- [Requirements]
List all lines of the data containing the word "Strength".

- [Data provided]
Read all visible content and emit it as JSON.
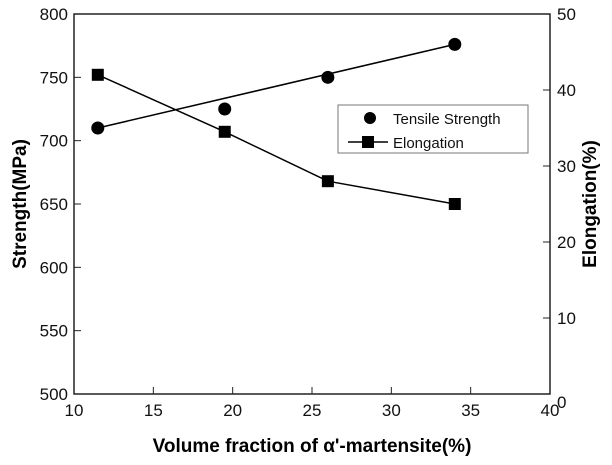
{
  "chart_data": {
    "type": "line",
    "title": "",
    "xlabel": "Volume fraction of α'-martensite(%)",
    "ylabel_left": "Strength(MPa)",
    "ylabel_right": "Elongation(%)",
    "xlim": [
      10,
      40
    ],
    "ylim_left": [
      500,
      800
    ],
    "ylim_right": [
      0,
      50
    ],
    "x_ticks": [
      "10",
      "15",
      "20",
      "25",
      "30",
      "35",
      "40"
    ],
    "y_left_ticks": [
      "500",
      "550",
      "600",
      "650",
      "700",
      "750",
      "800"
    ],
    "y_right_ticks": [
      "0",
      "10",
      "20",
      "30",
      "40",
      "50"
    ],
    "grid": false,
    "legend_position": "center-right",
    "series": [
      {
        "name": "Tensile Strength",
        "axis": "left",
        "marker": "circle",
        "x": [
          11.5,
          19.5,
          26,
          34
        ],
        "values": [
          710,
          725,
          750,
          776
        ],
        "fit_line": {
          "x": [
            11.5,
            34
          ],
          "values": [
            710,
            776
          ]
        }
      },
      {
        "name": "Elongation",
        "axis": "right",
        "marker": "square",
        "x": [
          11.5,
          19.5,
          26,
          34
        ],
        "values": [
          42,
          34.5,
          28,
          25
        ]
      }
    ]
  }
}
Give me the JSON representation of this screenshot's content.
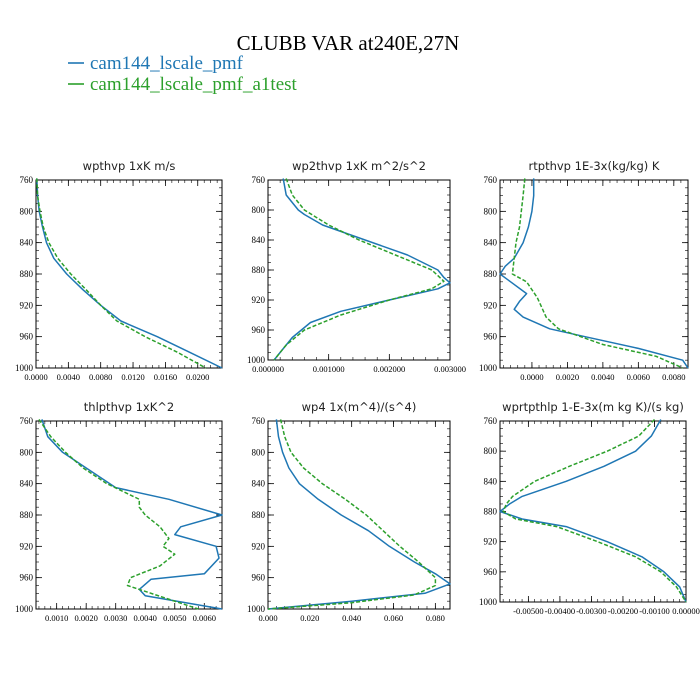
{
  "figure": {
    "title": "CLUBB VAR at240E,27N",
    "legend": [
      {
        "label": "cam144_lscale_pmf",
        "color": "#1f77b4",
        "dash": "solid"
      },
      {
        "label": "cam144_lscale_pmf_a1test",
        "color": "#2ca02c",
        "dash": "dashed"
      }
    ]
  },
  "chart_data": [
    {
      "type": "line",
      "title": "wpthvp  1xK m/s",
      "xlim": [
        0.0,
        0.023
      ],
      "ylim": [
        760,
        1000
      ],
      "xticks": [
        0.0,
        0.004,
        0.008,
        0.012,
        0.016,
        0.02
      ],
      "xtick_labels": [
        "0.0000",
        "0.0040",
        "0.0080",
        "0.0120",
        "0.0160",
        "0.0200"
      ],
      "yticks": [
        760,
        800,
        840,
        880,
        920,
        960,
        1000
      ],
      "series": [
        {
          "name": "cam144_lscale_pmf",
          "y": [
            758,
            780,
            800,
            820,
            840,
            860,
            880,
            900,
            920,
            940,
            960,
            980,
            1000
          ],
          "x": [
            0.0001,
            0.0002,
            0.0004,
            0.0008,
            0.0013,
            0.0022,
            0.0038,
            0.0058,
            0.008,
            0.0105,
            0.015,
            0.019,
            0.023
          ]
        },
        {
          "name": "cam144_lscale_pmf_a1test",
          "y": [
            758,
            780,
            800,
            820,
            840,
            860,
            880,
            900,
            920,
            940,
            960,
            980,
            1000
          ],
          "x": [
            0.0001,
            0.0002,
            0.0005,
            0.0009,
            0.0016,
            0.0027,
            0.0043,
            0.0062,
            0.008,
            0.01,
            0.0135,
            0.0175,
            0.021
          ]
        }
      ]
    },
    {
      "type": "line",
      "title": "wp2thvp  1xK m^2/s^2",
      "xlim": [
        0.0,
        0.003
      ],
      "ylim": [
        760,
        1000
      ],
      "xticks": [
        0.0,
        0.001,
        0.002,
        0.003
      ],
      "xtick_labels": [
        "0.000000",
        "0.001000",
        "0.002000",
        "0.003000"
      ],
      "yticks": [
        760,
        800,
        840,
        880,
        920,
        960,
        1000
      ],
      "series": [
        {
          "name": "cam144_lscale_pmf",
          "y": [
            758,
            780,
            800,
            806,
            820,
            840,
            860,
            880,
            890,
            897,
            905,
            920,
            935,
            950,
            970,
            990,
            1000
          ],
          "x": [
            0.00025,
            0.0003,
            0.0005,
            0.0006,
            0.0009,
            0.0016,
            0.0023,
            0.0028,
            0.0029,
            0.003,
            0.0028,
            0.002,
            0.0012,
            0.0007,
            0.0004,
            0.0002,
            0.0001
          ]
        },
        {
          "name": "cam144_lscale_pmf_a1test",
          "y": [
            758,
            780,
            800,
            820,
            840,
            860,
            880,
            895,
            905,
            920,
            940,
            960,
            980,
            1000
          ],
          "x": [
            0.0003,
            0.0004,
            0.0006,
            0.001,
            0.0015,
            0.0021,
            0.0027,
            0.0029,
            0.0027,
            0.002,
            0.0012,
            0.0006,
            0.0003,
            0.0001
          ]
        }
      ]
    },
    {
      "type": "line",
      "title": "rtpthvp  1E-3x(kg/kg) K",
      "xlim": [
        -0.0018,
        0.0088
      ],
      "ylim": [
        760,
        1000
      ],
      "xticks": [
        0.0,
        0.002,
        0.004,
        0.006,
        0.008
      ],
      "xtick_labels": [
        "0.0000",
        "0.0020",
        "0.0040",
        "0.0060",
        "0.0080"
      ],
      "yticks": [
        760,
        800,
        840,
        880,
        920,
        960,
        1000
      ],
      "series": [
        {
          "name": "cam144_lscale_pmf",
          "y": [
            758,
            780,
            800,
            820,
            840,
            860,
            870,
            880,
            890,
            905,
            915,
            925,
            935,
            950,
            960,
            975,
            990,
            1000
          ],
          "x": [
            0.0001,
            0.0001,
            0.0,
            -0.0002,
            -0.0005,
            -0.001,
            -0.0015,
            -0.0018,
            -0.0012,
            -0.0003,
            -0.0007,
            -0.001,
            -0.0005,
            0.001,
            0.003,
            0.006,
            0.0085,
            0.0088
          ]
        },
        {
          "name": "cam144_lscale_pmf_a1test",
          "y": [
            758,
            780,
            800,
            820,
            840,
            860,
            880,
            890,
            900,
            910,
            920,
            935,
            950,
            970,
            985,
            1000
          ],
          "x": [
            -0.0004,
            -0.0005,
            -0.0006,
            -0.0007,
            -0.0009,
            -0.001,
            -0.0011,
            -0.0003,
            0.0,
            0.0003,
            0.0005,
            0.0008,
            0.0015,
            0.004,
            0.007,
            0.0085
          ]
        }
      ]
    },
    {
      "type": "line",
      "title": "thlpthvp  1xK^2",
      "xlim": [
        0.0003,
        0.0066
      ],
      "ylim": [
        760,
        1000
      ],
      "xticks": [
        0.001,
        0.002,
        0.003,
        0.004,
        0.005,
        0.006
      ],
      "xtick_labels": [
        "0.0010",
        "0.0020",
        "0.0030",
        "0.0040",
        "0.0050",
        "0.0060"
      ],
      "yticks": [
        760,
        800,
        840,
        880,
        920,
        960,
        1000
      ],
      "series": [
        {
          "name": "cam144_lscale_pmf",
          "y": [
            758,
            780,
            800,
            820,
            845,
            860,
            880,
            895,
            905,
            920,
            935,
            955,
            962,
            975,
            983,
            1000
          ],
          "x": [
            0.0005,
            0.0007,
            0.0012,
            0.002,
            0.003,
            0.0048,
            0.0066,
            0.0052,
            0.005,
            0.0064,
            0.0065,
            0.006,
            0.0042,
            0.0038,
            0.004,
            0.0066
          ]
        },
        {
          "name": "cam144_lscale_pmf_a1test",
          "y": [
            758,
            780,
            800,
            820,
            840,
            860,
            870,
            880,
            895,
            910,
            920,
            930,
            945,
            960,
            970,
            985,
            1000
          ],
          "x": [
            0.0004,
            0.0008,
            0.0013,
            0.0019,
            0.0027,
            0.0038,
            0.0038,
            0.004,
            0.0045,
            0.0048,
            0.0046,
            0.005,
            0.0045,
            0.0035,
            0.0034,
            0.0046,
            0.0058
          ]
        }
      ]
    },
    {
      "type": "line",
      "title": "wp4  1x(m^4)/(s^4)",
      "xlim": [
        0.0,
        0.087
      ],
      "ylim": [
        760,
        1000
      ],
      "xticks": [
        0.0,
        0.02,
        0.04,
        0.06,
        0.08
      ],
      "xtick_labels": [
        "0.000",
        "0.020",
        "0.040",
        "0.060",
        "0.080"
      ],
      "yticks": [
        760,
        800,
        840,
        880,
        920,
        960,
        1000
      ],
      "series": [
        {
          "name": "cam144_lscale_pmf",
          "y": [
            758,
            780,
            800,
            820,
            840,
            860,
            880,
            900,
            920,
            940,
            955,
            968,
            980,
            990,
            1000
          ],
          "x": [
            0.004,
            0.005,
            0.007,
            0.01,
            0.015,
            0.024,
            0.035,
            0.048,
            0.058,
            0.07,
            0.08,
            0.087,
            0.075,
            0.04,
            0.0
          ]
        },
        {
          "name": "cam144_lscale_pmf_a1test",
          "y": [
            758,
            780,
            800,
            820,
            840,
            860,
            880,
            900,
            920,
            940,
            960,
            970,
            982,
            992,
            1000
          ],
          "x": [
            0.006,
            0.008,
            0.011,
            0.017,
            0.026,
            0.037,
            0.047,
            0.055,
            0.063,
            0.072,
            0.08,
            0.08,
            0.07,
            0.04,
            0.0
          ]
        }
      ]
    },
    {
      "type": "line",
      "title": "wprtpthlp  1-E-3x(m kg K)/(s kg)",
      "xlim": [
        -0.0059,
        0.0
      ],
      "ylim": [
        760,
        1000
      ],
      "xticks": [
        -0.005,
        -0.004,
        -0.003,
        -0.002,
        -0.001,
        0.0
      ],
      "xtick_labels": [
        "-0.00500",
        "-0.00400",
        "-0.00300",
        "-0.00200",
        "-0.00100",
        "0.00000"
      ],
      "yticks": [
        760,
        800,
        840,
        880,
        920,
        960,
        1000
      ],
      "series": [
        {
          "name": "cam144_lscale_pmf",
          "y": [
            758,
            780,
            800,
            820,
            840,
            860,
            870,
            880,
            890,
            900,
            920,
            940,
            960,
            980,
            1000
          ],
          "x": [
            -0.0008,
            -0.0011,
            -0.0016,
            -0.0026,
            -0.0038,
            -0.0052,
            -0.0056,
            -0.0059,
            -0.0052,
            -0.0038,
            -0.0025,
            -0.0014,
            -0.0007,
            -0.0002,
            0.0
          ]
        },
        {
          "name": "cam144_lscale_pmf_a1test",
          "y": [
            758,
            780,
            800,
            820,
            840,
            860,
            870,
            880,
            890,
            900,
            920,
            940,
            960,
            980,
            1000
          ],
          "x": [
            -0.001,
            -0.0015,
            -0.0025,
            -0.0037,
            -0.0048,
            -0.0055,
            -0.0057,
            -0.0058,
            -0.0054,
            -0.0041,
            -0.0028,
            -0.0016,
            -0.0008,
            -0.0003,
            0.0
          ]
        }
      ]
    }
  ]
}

- [Answer in full]
    "ylabel_left": "Strength(MPa)",
        "name": "Tensile Strength",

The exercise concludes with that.